··· SOURCE DATA ···
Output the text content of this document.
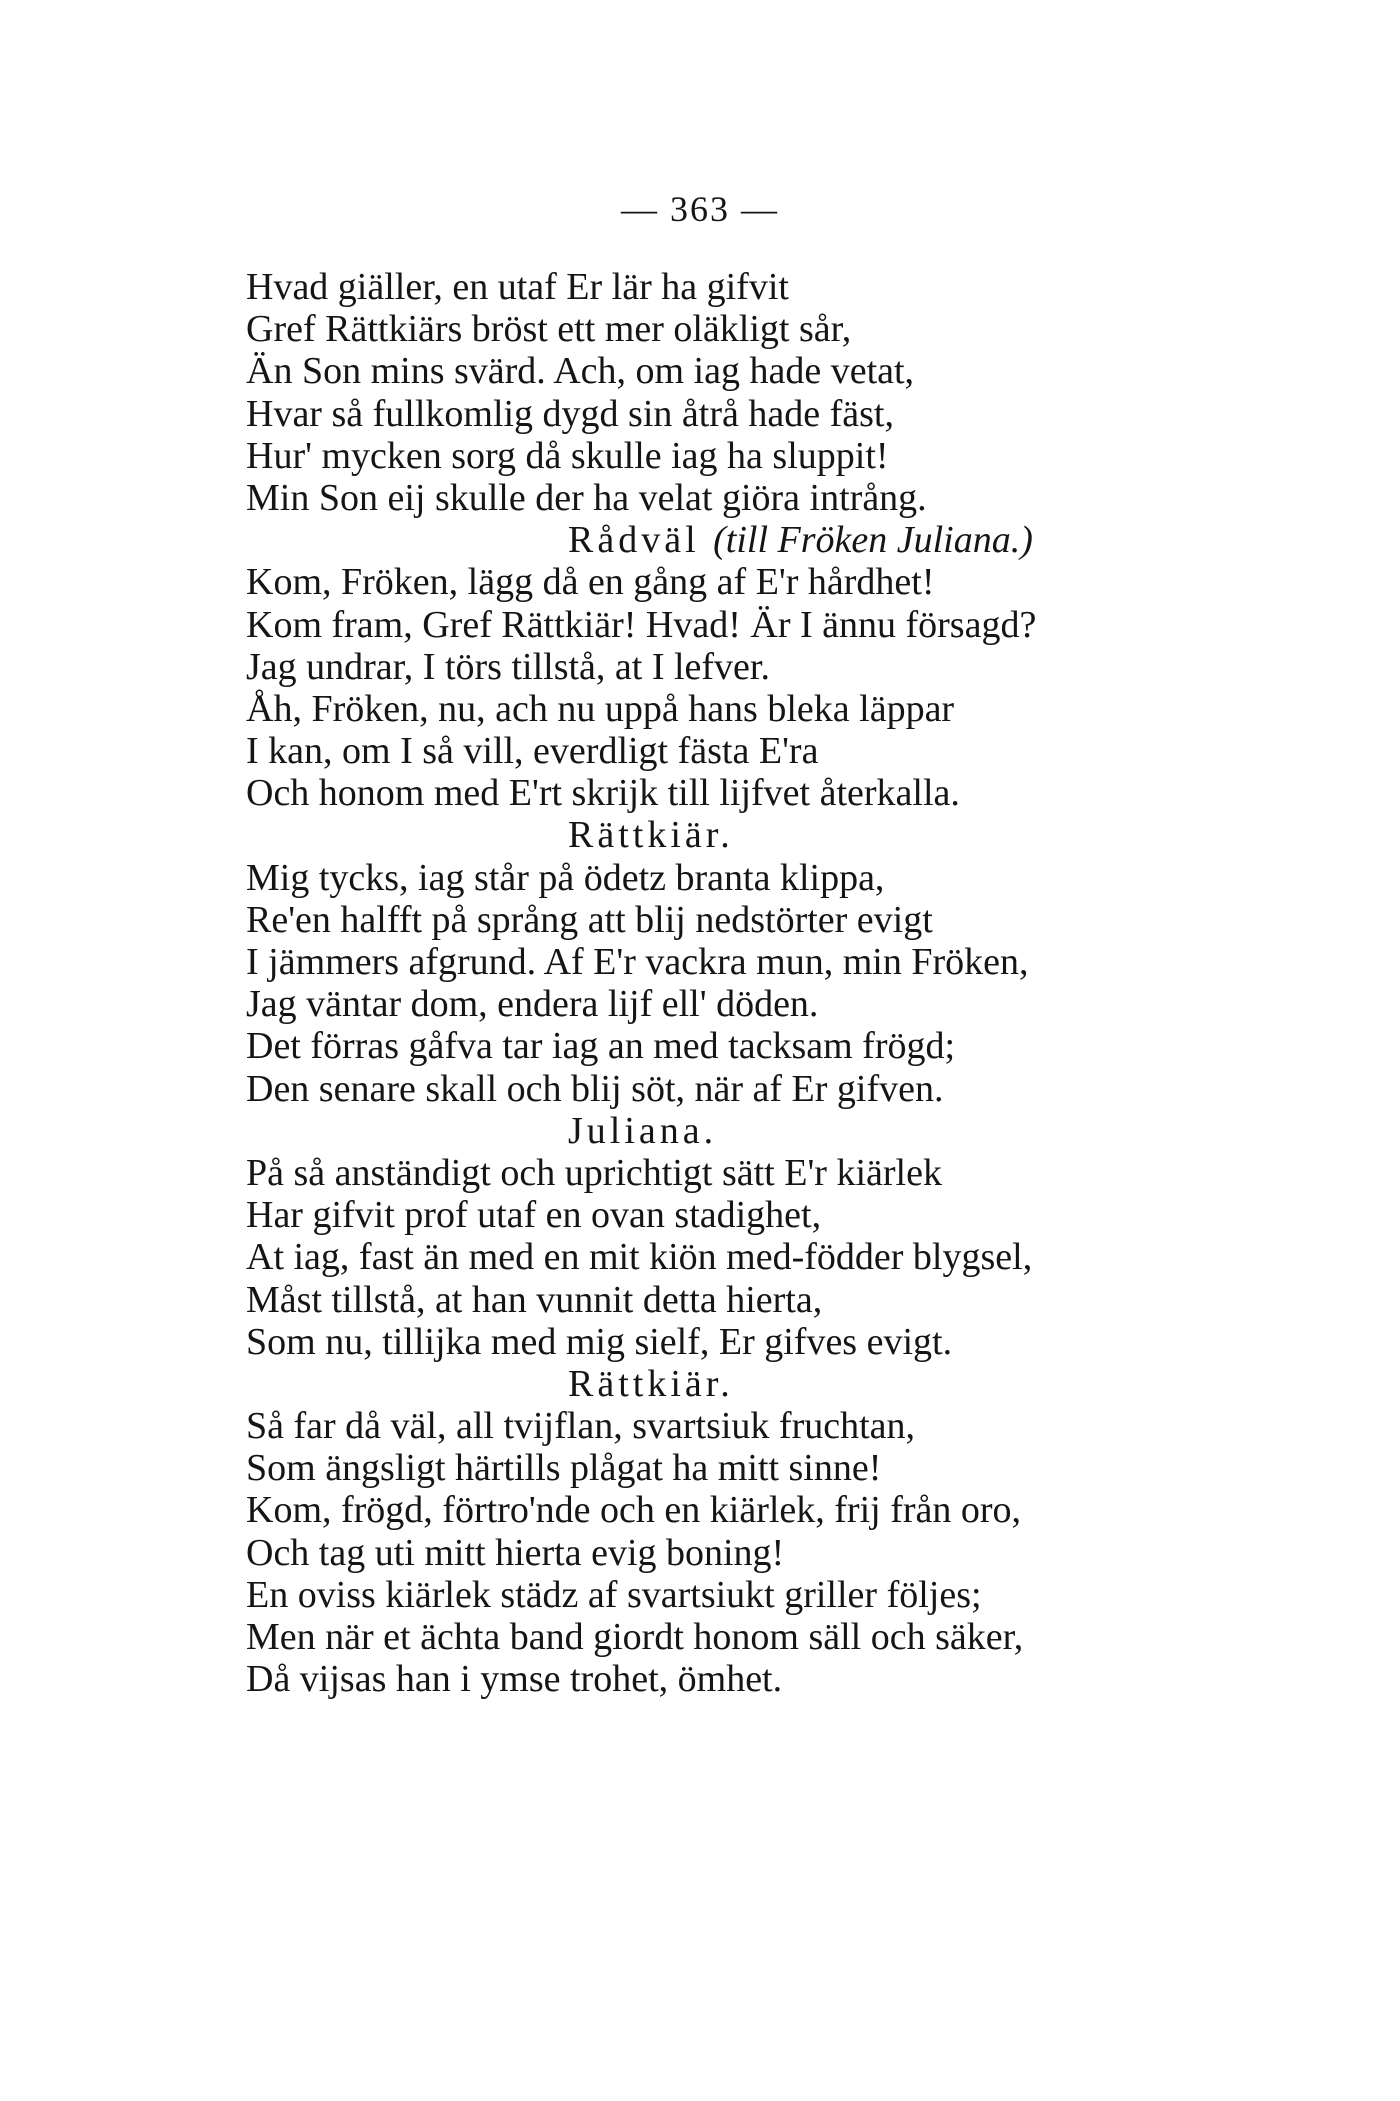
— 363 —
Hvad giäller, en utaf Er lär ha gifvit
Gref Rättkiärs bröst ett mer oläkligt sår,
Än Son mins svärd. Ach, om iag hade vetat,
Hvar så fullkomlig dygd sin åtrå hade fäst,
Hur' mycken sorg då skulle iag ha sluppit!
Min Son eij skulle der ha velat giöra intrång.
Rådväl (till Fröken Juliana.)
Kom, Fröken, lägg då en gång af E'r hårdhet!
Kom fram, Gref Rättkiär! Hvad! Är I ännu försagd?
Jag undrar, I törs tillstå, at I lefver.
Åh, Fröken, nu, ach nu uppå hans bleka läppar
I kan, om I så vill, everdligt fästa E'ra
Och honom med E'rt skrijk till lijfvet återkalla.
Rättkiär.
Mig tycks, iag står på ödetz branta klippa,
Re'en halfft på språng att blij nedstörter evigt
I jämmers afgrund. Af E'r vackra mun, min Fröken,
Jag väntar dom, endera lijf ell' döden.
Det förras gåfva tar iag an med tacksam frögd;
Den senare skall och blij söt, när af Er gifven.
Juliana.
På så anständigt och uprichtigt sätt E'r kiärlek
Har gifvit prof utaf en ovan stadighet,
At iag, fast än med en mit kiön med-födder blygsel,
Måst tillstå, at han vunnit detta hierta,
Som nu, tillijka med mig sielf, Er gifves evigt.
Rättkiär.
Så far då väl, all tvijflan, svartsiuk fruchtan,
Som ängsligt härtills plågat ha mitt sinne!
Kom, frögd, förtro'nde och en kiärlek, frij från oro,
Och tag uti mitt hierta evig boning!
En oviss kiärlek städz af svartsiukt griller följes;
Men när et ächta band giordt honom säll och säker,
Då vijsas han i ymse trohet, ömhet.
···
··· SOURCE DATA ···
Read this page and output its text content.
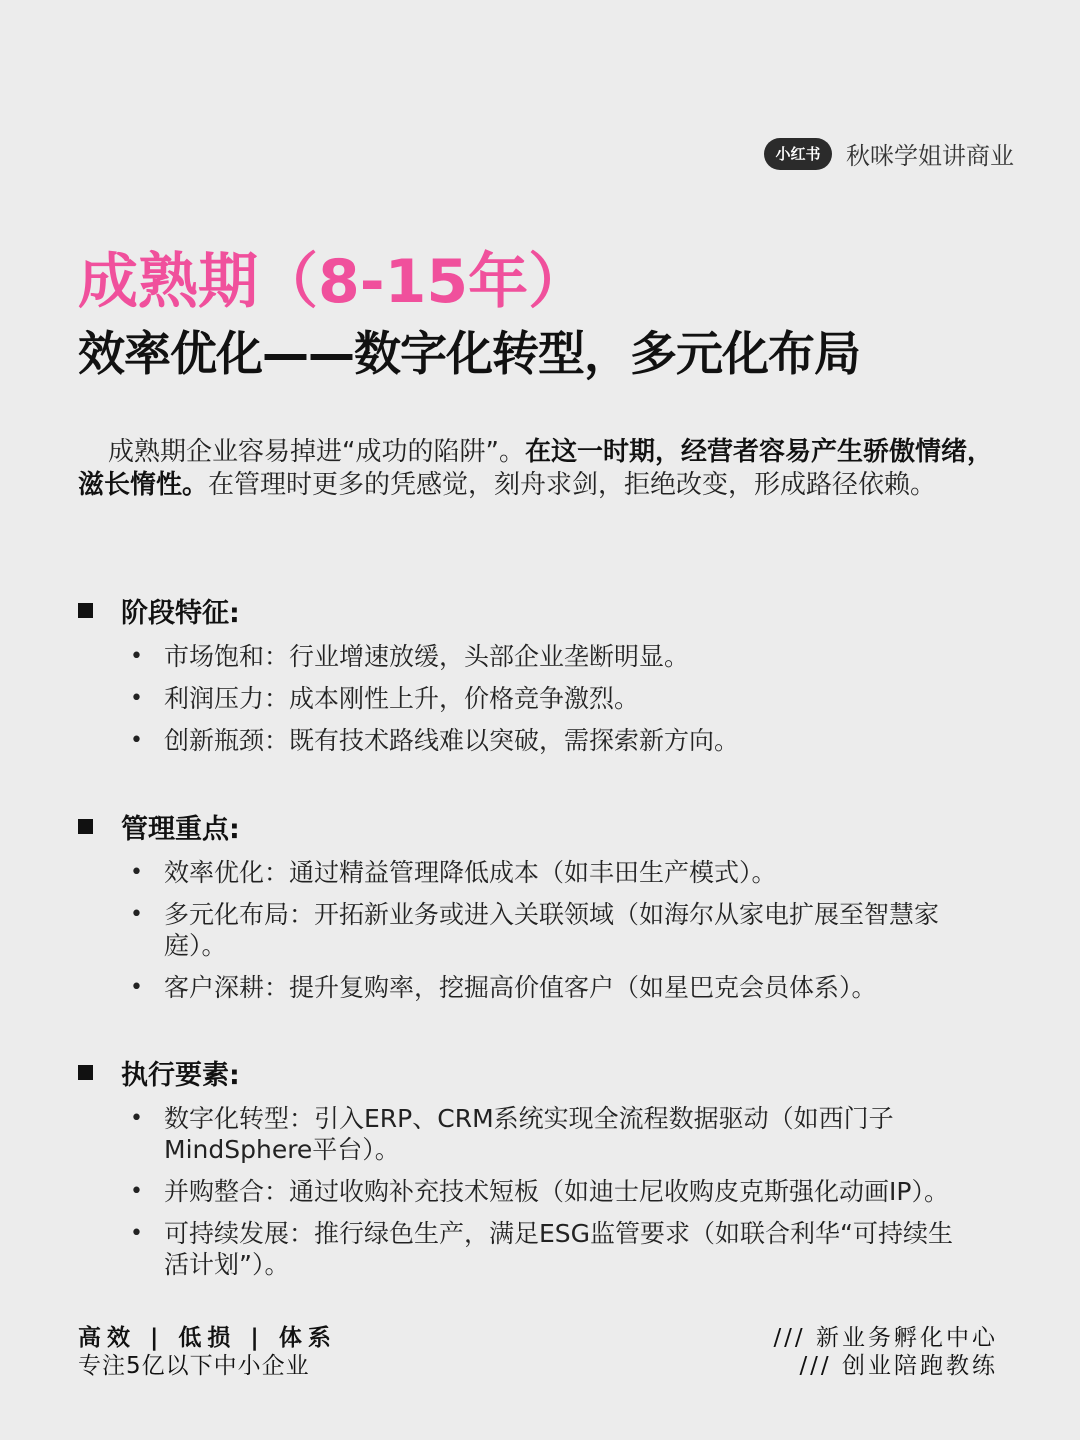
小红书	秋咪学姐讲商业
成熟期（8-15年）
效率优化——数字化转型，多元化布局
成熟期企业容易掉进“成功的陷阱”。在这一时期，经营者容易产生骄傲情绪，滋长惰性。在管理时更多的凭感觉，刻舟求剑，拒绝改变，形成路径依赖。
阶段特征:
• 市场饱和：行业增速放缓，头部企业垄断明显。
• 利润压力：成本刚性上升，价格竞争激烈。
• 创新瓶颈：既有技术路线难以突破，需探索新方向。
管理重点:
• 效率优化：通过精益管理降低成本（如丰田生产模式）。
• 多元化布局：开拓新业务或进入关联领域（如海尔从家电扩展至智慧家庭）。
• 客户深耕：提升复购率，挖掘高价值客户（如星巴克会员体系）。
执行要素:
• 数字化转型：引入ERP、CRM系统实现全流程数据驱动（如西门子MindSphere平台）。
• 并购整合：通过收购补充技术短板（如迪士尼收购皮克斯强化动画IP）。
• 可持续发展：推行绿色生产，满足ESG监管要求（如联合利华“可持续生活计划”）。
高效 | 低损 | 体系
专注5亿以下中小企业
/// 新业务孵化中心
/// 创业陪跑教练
···
* TASK REQUIREMENTS *
Pick out the lines that have the word "Juliana". Copy them all.

* ANSWER TO THIS PROBLEM *
Rådväl (till Fröken Juliana.)
Juliana.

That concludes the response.